PROBLEM REQUIREMENTS: List each line in which the string "this" appears.
[start of DATASET]
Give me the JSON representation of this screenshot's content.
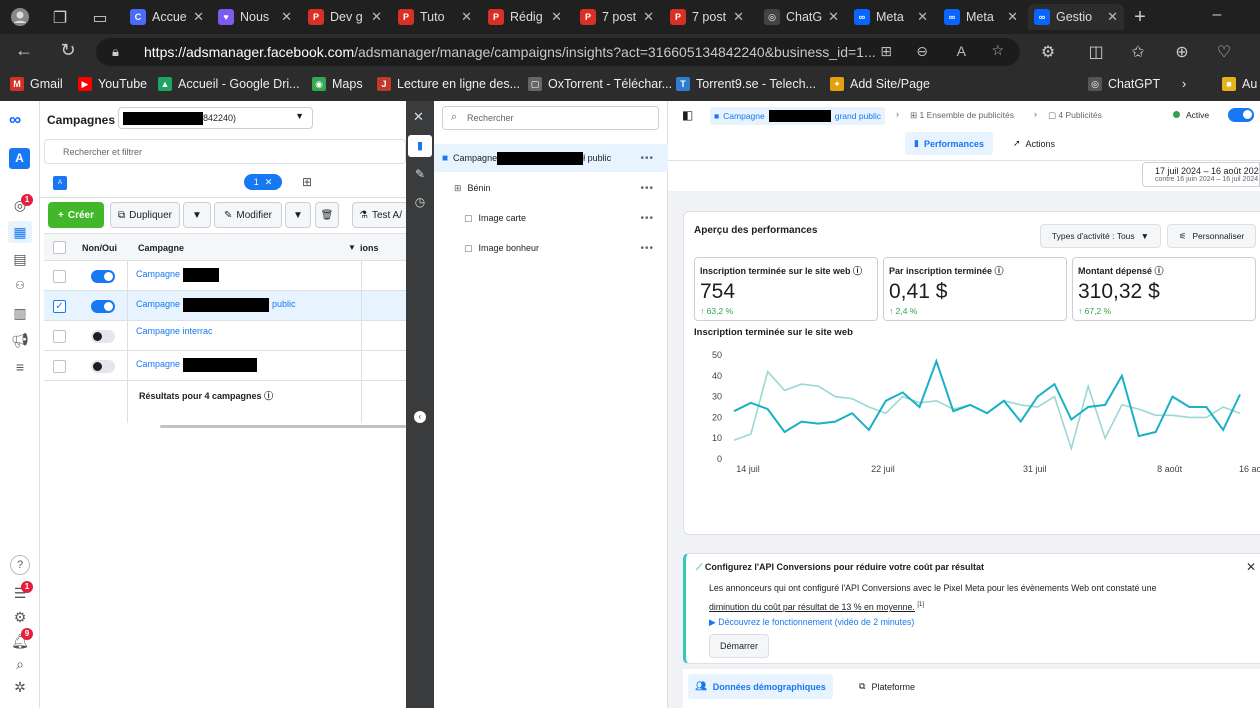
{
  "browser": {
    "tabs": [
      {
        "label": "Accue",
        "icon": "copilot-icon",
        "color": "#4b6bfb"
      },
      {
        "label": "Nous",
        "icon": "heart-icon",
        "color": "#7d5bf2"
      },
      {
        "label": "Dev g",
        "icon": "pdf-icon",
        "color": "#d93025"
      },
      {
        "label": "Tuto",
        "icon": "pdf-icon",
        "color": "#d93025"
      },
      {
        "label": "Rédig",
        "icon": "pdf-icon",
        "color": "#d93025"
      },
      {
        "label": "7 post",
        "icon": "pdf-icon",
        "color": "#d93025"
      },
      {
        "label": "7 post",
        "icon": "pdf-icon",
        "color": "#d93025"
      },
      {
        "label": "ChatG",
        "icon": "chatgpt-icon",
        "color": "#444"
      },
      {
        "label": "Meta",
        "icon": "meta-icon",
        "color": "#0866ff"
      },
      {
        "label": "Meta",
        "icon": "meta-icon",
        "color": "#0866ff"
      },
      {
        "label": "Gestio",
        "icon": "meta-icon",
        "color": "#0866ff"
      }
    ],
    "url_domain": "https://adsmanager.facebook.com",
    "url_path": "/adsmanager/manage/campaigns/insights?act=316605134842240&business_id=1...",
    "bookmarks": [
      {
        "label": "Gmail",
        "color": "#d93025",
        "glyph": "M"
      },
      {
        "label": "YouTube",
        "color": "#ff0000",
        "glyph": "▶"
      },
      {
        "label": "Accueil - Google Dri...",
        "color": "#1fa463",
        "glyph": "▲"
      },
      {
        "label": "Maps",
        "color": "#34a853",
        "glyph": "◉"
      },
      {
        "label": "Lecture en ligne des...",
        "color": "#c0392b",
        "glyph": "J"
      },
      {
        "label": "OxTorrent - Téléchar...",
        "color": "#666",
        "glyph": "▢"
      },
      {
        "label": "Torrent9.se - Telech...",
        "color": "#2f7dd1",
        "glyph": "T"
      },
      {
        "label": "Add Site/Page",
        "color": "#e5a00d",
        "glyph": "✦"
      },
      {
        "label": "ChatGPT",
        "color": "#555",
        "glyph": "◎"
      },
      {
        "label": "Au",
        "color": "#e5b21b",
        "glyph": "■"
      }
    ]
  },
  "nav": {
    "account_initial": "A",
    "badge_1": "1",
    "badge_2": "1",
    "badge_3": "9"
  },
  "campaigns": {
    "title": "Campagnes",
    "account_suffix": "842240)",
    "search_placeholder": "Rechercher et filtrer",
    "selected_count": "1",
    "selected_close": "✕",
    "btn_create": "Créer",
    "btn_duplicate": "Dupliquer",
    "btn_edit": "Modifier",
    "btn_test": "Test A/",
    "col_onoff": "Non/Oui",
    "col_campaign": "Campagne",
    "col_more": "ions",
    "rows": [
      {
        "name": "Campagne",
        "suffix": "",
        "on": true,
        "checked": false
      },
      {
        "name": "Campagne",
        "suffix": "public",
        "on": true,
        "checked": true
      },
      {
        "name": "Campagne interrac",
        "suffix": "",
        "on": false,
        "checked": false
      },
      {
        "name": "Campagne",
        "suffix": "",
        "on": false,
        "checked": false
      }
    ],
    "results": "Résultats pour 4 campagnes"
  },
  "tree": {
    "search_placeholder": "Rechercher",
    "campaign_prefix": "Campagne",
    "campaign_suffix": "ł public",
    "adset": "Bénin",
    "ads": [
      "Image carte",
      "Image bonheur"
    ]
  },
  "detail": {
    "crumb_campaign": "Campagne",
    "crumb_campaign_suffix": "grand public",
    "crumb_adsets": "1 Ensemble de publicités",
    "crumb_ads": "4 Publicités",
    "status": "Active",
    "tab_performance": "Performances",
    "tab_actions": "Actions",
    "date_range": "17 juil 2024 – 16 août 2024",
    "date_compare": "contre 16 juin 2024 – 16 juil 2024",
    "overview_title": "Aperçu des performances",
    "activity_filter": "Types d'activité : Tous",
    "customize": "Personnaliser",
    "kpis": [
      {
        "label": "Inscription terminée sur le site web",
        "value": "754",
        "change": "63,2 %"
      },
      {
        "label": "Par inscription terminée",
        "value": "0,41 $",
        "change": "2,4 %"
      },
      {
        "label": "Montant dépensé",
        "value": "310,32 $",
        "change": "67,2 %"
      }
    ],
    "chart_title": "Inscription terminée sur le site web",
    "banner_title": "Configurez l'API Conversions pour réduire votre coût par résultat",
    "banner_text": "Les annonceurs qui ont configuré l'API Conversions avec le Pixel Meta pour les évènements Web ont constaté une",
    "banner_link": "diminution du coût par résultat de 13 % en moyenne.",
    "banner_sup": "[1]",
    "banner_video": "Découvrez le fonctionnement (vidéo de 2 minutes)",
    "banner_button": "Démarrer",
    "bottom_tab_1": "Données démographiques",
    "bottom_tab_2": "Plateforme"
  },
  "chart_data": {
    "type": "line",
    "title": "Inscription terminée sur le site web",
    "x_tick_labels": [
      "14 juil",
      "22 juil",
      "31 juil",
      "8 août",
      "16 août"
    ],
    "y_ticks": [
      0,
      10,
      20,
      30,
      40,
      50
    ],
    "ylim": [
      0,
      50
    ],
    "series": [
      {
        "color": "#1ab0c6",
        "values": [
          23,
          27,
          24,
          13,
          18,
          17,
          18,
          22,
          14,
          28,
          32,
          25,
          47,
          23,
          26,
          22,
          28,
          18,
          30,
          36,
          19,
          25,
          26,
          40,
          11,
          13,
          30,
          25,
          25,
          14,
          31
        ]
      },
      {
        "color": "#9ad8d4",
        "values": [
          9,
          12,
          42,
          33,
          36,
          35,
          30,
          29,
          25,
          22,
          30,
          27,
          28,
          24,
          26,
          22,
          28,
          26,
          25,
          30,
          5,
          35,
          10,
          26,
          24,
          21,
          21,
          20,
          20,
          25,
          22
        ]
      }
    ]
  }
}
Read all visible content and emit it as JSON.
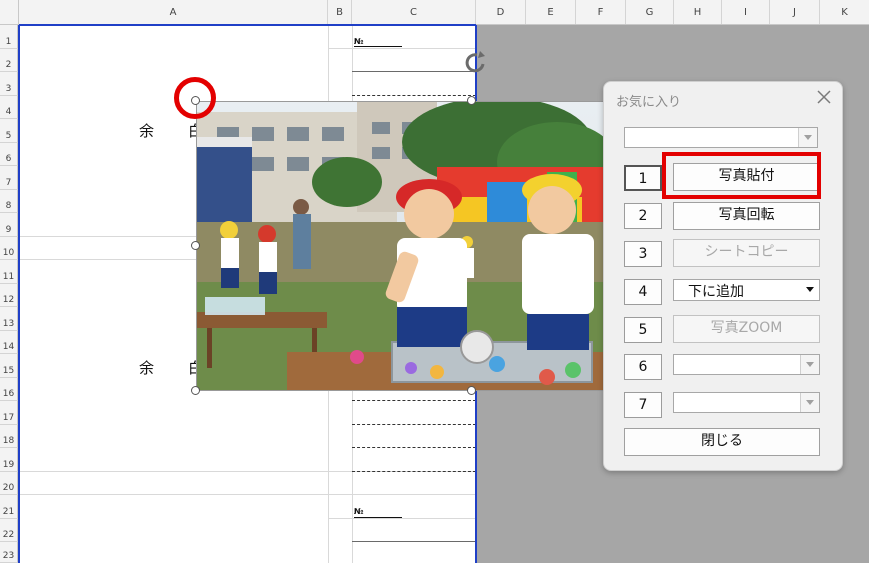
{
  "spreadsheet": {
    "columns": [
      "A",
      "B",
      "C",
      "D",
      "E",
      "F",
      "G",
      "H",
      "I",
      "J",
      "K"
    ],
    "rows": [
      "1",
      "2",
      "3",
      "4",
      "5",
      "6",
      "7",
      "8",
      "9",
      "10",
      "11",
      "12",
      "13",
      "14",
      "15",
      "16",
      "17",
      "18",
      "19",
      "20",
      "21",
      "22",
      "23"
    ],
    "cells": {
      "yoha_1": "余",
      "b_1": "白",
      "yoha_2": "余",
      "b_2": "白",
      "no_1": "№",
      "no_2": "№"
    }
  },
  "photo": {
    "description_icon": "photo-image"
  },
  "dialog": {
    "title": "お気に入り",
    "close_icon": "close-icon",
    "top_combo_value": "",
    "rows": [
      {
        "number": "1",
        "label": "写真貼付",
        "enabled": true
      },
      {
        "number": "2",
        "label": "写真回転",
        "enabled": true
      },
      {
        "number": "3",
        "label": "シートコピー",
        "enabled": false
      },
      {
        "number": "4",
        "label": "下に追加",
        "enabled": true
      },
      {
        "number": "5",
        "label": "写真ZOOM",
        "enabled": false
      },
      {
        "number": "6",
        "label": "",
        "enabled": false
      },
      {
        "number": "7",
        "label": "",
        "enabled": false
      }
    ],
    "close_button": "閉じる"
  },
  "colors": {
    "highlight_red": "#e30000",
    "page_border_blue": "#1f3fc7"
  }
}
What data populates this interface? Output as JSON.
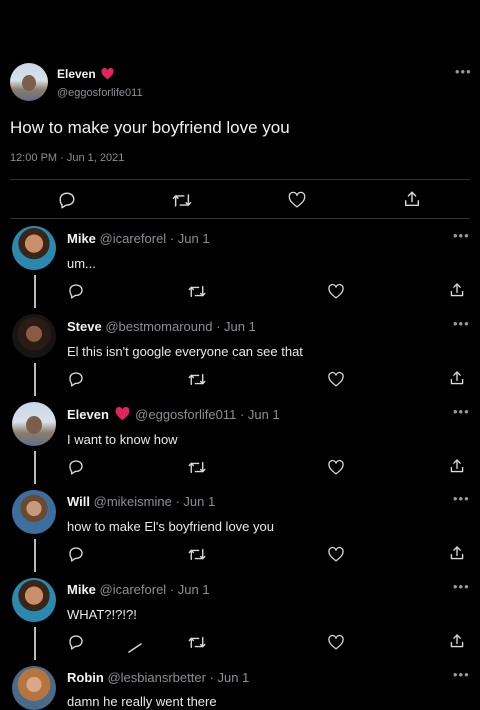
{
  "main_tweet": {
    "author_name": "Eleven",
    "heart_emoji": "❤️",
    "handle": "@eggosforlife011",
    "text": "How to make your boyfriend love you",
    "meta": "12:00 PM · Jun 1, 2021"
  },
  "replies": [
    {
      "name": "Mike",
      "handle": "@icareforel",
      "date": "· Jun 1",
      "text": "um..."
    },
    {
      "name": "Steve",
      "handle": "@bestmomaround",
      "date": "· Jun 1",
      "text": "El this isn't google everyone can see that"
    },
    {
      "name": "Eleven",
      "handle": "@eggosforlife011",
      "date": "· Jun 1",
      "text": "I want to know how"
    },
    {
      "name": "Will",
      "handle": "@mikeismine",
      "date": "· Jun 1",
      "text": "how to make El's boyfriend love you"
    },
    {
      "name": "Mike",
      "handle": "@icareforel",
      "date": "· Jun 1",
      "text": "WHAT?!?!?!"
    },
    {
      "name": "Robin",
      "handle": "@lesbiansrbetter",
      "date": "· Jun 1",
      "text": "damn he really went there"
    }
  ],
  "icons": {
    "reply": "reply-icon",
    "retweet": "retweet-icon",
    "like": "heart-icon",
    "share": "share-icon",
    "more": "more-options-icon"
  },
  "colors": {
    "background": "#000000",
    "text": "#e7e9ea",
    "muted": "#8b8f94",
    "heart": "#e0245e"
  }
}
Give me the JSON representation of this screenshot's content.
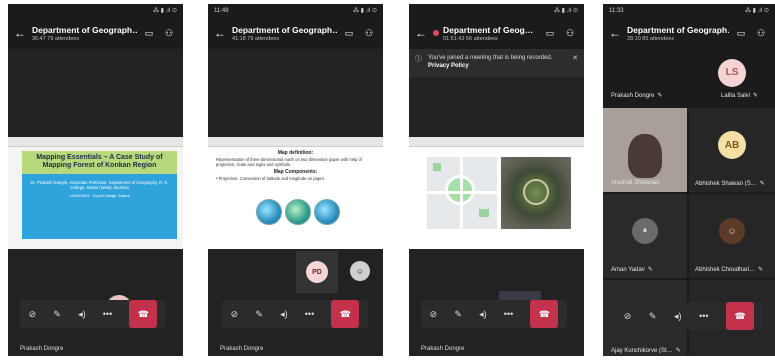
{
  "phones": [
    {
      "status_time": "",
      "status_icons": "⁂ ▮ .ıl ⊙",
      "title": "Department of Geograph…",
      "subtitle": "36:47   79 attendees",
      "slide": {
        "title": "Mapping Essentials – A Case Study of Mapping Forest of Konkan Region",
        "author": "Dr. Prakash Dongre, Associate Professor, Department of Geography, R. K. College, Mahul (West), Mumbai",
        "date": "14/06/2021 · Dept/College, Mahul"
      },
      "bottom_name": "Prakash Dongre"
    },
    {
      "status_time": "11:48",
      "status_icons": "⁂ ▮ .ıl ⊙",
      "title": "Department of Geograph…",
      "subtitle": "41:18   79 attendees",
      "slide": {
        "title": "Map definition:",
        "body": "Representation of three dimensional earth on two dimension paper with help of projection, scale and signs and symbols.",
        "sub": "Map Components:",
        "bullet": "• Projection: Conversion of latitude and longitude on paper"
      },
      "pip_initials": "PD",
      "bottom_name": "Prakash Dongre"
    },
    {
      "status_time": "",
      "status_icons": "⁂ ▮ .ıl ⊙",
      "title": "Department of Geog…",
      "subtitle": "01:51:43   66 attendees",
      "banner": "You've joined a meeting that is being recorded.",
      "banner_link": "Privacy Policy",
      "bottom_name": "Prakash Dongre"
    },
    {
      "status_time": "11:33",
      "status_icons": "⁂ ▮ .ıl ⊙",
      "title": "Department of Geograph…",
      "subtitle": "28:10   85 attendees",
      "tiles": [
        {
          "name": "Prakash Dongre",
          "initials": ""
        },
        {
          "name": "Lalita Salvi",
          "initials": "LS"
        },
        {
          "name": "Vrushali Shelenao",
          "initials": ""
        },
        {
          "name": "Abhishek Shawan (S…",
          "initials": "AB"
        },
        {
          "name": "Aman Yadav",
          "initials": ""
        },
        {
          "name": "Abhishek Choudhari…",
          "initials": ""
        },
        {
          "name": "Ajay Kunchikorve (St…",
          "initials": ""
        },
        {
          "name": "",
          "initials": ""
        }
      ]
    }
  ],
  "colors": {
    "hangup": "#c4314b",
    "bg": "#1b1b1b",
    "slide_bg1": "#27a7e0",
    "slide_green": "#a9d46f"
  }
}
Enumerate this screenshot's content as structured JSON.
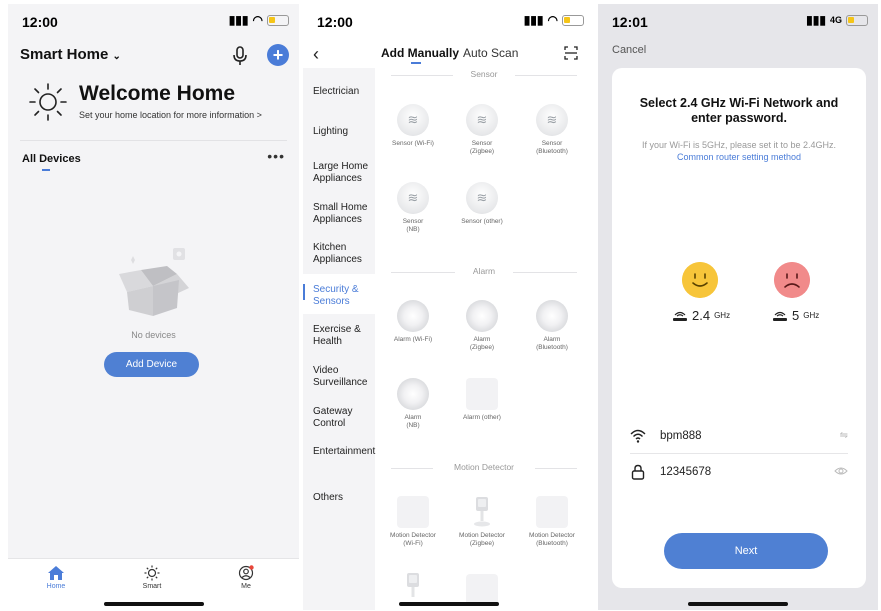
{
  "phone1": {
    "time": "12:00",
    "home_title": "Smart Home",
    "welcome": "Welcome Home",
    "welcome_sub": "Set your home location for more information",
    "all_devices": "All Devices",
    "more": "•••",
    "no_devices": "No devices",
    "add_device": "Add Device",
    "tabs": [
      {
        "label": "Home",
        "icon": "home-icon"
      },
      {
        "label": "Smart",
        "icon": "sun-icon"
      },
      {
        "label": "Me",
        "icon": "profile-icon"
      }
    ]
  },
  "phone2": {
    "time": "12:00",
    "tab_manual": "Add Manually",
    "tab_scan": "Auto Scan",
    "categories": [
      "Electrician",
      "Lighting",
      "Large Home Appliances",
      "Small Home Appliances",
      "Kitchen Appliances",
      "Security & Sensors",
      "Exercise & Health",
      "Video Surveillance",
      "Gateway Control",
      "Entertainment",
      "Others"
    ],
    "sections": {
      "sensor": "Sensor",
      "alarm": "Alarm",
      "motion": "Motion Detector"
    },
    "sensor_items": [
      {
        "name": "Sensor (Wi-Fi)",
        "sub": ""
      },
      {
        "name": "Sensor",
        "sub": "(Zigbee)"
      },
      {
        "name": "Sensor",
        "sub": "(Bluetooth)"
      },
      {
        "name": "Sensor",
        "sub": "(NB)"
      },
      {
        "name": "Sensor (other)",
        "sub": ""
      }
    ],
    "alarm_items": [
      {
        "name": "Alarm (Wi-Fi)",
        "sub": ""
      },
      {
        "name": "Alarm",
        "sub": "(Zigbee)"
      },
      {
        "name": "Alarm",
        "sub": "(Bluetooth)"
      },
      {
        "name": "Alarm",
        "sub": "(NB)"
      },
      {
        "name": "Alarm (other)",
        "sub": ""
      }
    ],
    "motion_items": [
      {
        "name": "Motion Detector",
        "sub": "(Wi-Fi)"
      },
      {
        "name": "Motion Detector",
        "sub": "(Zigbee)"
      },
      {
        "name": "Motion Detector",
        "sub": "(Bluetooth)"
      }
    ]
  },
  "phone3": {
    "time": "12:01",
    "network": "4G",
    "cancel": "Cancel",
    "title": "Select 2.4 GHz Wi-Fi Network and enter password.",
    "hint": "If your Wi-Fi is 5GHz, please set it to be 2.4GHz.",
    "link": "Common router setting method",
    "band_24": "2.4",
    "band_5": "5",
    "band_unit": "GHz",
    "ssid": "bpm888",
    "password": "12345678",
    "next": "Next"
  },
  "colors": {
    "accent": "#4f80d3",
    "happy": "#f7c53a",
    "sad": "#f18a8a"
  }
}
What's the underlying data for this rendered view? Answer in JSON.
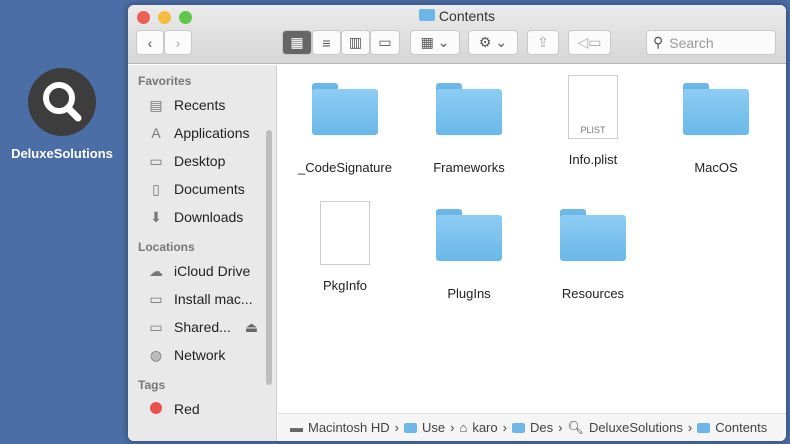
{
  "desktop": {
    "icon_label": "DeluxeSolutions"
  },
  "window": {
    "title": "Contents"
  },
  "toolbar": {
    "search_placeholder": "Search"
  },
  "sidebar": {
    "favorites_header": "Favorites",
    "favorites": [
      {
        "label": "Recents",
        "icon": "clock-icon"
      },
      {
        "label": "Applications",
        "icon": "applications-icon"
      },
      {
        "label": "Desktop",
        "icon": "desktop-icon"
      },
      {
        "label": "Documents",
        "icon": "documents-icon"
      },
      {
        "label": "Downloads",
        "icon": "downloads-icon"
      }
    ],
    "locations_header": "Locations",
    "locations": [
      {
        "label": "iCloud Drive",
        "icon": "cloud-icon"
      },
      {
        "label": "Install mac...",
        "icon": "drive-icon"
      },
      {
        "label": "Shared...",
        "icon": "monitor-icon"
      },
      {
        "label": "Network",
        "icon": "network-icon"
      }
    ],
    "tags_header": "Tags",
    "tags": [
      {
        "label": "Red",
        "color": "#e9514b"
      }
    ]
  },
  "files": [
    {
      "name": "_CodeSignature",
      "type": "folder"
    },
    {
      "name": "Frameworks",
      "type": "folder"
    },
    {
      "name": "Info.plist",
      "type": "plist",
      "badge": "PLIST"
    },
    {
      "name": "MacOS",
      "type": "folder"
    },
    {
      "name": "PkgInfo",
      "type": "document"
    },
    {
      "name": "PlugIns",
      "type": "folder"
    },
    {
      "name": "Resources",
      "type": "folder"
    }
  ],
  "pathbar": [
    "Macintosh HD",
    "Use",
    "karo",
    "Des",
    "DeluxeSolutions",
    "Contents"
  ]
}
[end of DATASET]
SOLUTION BELOW:
Give me the JSON representation of this screenshot's content.
What data populates this interface? Output as JSON.
      "text": "El this isn't google everyone can see that"
Give me the JSON representation of this screenshot's content.
Enumerate this screenshot's content as structured JSON.
What's the underlying data for this rendered view? Answer in JSON.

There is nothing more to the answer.